[Records from a collection]
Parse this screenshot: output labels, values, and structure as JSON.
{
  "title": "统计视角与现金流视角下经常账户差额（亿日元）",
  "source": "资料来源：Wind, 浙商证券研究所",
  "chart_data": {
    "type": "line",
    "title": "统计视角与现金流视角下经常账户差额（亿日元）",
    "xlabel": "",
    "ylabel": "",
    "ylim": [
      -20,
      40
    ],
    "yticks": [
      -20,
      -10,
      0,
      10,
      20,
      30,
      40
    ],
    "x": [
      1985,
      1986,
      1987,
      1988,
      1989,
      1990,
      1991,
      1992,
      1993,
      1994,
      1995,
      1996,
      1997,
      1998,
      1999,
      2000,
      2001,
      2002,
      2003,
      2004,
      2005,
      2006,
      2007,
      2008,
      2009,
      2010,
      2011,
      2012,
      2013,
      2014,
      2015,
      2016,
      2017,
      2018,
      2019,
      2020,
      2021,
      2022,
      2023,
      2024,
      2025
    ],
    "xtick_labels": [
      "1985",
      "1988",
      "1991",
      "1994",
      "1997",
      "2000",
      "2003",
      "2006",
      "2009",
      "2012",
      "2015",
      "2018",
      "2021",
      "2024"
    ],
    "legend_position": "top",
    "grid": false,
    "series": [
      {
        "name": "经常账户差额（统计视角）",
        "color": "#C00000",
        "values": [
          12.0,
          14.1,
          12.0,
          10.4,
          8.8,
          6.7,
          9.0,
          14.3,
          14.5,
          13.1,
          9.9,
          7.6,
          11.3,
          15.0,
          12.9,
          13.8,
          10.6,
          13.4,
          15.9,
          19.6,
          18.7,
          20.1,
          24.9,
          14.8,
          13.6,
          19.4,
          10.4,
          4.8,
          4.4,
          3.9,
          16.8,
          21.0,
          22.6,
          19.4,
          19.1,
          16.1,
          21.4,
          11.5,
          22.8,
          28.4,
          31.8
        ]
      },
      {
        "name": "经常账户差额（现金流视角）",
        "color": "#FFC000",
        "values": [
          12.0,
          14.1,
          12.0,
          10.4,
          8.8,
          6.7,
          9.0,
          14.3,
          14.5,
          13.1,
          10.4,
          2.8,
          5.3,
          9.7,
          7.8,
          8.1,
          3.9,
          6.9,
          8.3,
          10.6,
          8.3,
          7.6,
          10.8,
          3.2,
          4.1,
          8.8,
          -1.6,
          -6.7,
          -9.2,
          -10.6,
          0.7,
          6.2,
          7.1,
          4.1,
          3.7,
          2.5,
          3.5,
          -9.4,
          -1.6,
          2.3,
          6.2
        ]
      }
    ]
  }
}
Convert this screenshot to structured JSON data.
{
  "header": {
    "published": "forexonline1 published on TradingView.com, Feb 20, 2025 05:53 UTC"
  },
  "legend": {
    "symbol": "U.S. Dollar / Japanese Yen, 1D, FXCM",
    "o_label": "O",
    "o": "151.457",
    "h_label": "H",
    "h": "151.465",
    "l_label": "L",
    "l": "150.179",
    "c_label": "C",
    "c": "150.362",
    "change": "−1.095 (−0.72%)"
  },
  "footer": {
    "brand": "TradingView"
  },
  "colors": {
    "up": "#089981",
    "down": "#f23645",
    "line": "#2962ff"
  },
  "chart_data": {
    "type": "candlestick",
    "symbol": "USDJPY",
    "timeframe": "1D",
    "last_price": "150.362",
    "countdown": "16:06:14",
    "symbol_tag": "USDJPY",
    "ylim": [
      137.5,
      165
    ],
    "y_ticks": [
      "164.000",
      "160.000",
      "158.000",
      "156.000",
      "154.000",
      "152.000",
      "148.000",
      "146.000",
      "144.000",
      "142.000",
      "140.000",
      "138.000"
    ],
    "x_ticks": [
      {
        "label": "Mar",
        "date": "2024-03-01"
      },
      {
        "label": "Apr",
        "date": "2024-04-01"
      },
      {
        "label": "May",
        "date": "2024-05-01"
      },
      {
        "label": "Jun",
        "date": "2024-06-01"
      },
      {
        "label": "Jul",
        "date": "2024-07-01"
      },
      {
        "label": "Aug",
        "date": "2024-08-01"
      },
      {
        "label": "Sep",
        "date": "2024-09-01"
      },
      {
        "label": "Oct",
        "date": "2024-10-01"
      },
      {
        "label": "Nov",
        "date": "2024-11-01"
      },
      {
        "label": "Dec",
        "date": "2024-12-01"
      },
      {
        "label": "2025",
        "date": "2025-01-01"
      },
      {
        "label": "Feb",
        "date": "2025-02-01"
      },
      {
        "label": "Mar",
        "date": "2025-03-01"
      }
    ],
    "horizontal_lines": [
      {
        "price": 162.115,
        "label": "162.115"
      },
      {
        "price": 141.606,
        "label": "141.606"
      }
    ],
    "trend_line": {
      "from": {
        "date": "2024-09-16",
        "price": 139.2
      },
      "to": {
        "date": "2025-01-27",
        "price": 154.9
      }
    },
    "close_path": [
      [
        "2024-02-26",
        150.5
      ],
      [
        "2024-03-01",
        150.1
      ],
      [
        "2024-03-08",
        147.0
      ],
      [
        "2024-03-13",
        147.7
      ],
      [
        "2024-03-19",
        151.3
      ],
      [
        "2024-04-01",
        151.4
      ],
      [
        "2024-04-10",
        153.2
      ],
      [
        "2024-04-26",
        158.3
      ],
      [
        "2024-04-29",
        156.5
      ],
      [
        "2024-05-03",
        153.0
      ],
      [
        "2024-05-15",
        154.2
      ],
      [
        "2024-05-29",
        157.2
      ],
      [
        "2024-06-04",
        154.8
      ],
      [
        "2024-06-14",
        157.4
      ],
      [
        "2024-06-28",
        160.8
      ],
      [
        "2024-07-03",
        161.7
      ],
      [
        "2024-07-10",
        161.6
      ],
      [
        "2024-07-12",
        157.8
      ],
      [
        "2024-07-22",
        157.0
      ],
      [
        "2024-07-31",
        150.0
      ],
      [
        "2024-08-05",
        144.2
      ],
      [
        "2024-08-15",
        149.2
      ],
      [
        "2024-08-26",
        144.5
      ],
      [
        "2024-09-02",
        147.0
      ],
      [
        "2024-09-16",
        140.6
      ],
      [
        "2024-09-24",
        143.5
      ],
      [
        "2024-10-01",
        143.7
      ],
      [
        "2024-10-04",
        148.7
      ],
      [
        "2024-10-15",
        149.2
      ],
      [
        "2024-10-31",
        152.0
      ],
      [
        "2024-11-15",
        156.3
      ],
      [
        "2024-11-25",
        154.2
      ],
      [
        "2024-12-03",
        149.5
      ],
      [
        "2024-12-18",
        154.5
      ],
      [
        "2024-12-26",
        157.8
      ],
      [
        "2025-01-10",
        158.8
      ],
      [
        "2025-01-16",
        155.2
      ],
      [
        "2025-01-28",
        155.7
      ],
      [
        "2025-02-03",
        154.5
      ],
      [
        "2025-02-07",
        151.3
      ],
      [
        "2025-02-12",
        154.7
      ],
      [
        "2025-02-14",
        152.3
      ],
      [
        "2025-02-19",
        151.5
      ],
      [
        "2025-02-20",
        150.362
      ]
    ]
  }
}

*Short exercise*:
Write an exact transcription of every entry above.

*Complete response*:
Parse this screenshot: output labels, values, and structure as JSON.
{
  "title": "统计视角与现金流视角下经常账户差额（亿日元）",
  "source": "资料来源：Wind, 浙商证券研究所",
  "chart_data": {
    "type": "line",
    "title": "统计视角与现金流视角下经常账户差额（亿日元）",
    "xlabel": "",
    "ylabel": "",
    "ylim": [
      -20,
      40
    ],
    "yticks": [
      -20,
      -10,
      0,
      10,
      20,
      30,
      40
    ],
    "x": [
      1985,
      1986,
      1987,
      1988,
      1989,
      1990,
      1991,
      1992,
      1993,
      1994,
      1995,
      1996,
      1997,
      1998,
      1999,
      2000,
      2001,
      2002,
      2003,
      2004,
      2005,
      2006,
      2007,
      2008,
      2009,
      2010,
      2011,
      2012,
      2013,
      2014,
      2015,
      2016,
      2017,
      2018,
      2019,
      2020,
      2021,
      2022,
      2023,
      2024,
      2025
    ],
    "xtick_labels": [
      "1985",
      "1988",
      "1991",
      "1994",
      "1997",
      "2000",
      "2003",
      "2006",
      "2009",
      "2012",
      "2015",
      "2018",
      "2021",
      "2024"
    ],
    "legend_position": "top",
    "grid": false,
    "series": [
      {
        "name": "经常账户差额（统计视角）",
        "color": "#C00000",
        "values": [
          12.0,
          14.1,
          12.0,
          10.4,
          8.8,
          6.7,
          9.0,
          14.3,
          14.5,
          13.1,
          9.9,
          7.6,
          11.3,
          15.0,
          12.9,
          13.8,
          10.6,
          13.4,
          15.9,
          19.6,
          18.7,
          20.1,
          24.9,
          14.8,
          13.6,
          19.4,
          10.4,
          4.8,
          4.4,
          3.9,
          16.8,
          21.0,
          22.6,
          19.4,
          19.1,
          16.1,
          21.4,
          11.5,
          22.8,
          28.4,
          31.8
        ]
      },
      {
        "name": "经常账户差额（现金流视角）",
        "color": "#FFC000",
        "values": [
          12.0,
          14.1,
          12.0,
          10.4,
          8.8,
          6.7,
          9.0,
          14.3,
          14.5,
          13.1,
          10.4,
          2.8,
          5.3,
          9.7,
          7.8,
          8.1,
          3.9,
          6.9,
          8.3,
          10.6,
          8.3,
          7.6,
          10.8,
          3.2,
          4.1,
          8.8,
          -1.6,
          -6.7,
          -9.2,
          -10.6,
          0.7,
          6.2,
          7.1,
          4.1,
          3.7,
          2.5,
          3.5,
          -9.4,
          -1.6,
          2.3,
          6.2
        ]
      }
    ]
  }
}
Convert this screenshot to structured JSON data.
{
  "header": {
    "published": "forexonline1 published on TradingView.com, Feb 20, 2025 05:53 UTC"
  },
  "legend": {
    "symbol": "U.S. Dollar / Japanese Yen, 1D, FXCM",
    "o_label": "O",
    "o": "151.457",
    "h_label": "H",
    "h": "151.465",
    "l_label": "L",
    "l": "150.179",
    "c_label": "C",
    "c": "150.362",
    "change": "−1.095 (−0.72%)"
  },
  "footer": {
    "brand": "TradingView"
  },
  "colors": {
    "up": "#089981",
    "down": "#f23645",
    "line": "#2962ff"
  },
  "chart_data": {
    "type": "candlestick",
    "symbol": "USDJPY",
    "timeframe": "1D",
    "last_price": "150.362",
    "countdown": "16:06:14",
    "symbol_tag": "USDJPY",
    "ylim": [
      137.5,
      165
    ],
    "y_ticks": [
      "164.000",
      "160.000",
      "158.000",
      "156.000",
      "154.000",
      "152.000",
      "148.000",
      "146.000",
      "144.000",
      "142.000",
      "140.000",
      "138.000"
    ],
    "x_ticks": [
      {
        "label": "Mar",
        "date": "2024-03-01"
      },
      {
        "label": "Apr",
        "date": "2024-04-01"
      },
      {
        "label": "May",
        "date": "2024-05-01"
      },
      {
        "label": "Jun",
        "date": "2024-06-01"
      },
      {
        "label": "Jul",
        "date": "2024-07-01"
      },
      {
        "label": "Aug",
        "date": "2024-08-01"
      },
      {
        "label": "Sep",
        "date": "2024-09-01"
      },
      {
        "label": "Oct",
        "date": "2024-10-01"
      },
      {
        "label": "Nov",
        "date": "2024-11-01"
      },
      {
        "label": "Dec",
        "date": "2024-12-01"
      },
      {
        "label": "2025",
        "date": "2025-01-01"
      },
      {
        "label": "Feb",
        "date": "2025-02-01"
      },
      {
        "label": "Mar",
        "date": "2025-03-01"
      }
    ],
    "horizontal_lines": [
      {
        "price": 162.115,
        "label": "162.115"
      },
      {
        "price": 141.606,
        "label": "141.606"
      }
    ],
    "trend_line": {
      "from": {
        "date": "2024-09-16",
        "price": 139.2
      },
      "to": {
        "date": "2025-01-27",
        "price": 154.9
      }
    },
    "close_path": [
      [
        "2024-02-26",
        150.5
      ],
      [
        "2024-03-01",
        150.1
      ],
      [
        "2024-03-08",
        147.0
      ],
      [
        "2024-03-13",
        147.7
      ],
      [
        "2024-03-19",
        151.3
      ],
      [
        "2024-04-01",
        151.4
      ],
      [
        "2024-04-10",
        153.2
      ],
      [
        "2024-04-26",
        158.3
      ],
      [
        "2024-04-29",
        156.5
      ],
      [
        "2024-05-03",
        153.0
      ],
      [
        "2024-05-15",
        154.2
      ],
      [
        "2024-05-29",
        157.2
      ],
      [
        "2024-06-04",
        154.8
      ],
      [
        "2024-06-14",
        157.4
      ],
      [
        "2024-06-28",
        160.8
      ],
      [
        "2024-07-03",
        161.7
      ],
      [
        "2024-07-10",
        161.6
      ],
      [
        "2024-07-12",
        157.8
      ],
      [
        "2024-07-22",
        157.0
      ],
      [
        "2024-07-31",
        150.0
      ],
      [
        "2024-08-05",
        144.2
      ],
      [
        "2024-08-15",
        149.2
      ],
      [
        "2024-08-26",
        144.5
      ],
      [
        "2024-09-02",
        147.0
      ],
      [
        "2024-09-16",
        140.6
      ],
      [
        "2024-09-24",
        143.5
      ],
      [
        "2024-10-01",
        143.7
      ],
      [
        "2024-10-04",
        148.7
      ],
      [
        "2024-10-15",
        149.2
      ],
      [
        "2024-10-31",
        152.0
      ],
      [
        "2024-11-15",
        156.3
      ],
      [
        "2024-11-25",
        154.2
      ],
      [
        "2024-12-03",
        149.5
      ],
      [
        "2024-12-18",
        154.5
      ],
      [
        "2024-12-26",
        157.8
      ],
      [
        "2025-01-10",
        158.8
      ],
      [
        "2025-01-16",
        155.2
      ],
      [
        "2025-01-28",
        155.7
      ],
      [
        "2025-02-03",
        154.5
      ],
      [
        "2025-02-07",
        151.3
      ],
      [
        "2025-02-12",
        154.7
      ],
      [
        "2025-02-14",
        152.3
      ],
      [
        "2025-02-19",
        151.5
      ],
      [
        "2025-02-20",
        150.362
      ]
    ]
  }
}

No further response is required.